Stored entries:
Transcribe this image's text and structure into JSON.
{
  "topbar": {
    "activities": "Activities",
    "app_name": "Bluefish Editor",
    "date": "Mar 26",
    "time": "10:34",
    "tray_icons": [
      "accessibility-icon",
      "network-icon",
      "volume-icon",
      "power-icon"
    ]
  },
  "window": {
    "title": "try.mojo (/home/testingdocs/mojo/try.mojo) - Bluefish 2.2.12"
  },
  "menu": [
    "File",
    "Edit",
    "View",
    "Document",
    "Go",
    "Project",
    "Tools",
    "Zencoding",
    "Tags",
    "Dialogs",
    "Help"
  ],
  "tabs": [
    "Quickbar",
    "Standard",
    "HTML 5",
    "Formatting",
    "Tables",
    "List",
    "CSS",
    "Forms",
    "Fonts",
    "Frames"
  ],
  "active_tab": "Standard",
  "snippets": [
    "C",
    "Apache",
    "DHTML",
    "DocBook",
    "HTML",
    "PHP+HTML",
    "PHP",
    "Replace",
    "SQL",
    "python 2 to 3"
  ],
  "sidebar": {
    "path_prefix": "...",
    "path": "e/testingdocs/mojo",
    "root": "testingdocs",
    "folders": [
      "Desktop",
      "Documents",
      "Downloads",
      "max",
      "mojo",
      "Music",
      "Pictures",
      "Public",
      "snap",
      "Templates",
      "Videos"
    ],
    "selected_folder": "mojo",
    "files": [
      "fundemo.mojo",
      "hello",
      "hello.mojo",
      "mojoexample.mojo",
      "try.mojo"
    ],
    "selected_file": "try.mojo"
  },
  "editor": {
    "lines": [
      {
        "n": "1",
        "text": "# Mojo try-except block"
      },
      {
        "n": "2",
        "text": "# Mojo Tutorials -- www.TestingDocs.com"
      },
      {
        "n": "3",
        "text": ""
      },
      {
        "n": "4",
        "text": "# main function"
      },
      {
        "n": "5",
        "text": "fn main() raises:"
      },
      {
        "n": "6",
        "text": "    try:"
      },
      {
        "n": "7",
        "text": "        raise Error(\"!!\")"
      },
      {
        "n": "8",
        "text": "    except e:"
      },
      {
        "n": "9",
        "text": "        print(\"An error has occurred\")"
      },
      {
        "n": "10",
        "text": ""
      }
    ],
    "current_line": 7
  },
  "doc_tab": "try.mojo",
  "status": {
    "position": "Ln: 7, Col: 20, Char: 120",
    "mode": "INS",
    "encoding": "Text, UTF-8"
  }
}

- Description of the task
Return the entries above exactly as they appear.

- Reply
Transcribe this image's text and structure into JSON.
{
  "topbar": {
    "activities": "Activities",
    "app_name": "Bluefish Editor",
    "date": "Mar 26",
    "time": "10:34",
    "tray_icons": [
      "accessibility-icon",
      "network-icon",
      "volume-icon",
      "power-icon"
    ]
  },
  "window": {
    "title": "try.mojo (/home/testingdocs/mojo/try.mojo) - Bluefish 2.2.12"
  },
  "menu": [
    "File",
    "Edit",
    "View",
    "Document",
    "Go",
    "Project",
    "Tools",
    "Zencoding",
    "Tags",
    "Dialogs",
    "Help"
  ],
  "tabs": [
    "Quickbar",
    "Standard",
    "HTML 5",
    "Formatting",
    "Tables",
    "List",
    "CSS",
    "Forms",
    "Fonts",
    "Frames"
  ],
  "active_tab": "Standard",
  "snippets": [
    "C",
    "Apache",
    "DHTML",
    "DocBook",
    "HTML",
    "PHP+HTML",
    "PHP",
    "Replace",
    "SQL",
    "python 2 to 3"
  ],
  "sidebar": {
    "path_prefix": "...",
    "path": "e/testingdocs/mojo",
    "root": "testingdocs",
    "folders": [
      "Desktop",
      "Documents",
      "Downloads",
      "max",
      "mojo",
      "Music",
      "Pictures",
      "Public",
      "snap",
      "Templates",
      "Videos"
    ],
    "selected_folder": "mojo",
    "files": [
      "fundemo.mojo",
      "hello",
      "hello.mojo",
      "mojoexample.mojo",
      "try.mojo"
    ],
    "selected_file": "try.mojo"
  },
  "editor": {
    "lines": [
      {
        "n": "1",
        "text": "# Mojo try-except block"
      },
      {
        "n": "2",
        "text": "# Mojo Tutorials -- www.TestingDocs.com"
      },
      {
        "n": "3",
        "text": ""
      },
      {
        "n": "4",
        "text": "# main function"
      },
      {
        "n": "5",
        "text": "fn main() raises:"
      },
      {
        "n": "6",
        "text": "    try:"
      },
      {
        "n": "7",
        "text": "        raise Error(\"!!\")"
      },
      {
        "n": "8",
        "text": "    except e:"
      },
      {
        "n": "9",
        "text": "        print(\"An error has occurred\")"
      },
      {
        "n": "10",
        "text": ""
      }
    ],
    "current_line": 7
  },
  "doc_tab": "try.mojo",
  "status": {
    "position": "Ln: 7, Col: 20, Char: 120",
    "mode": "INS",
    "encoding": "Text, UTF-8"
  }
}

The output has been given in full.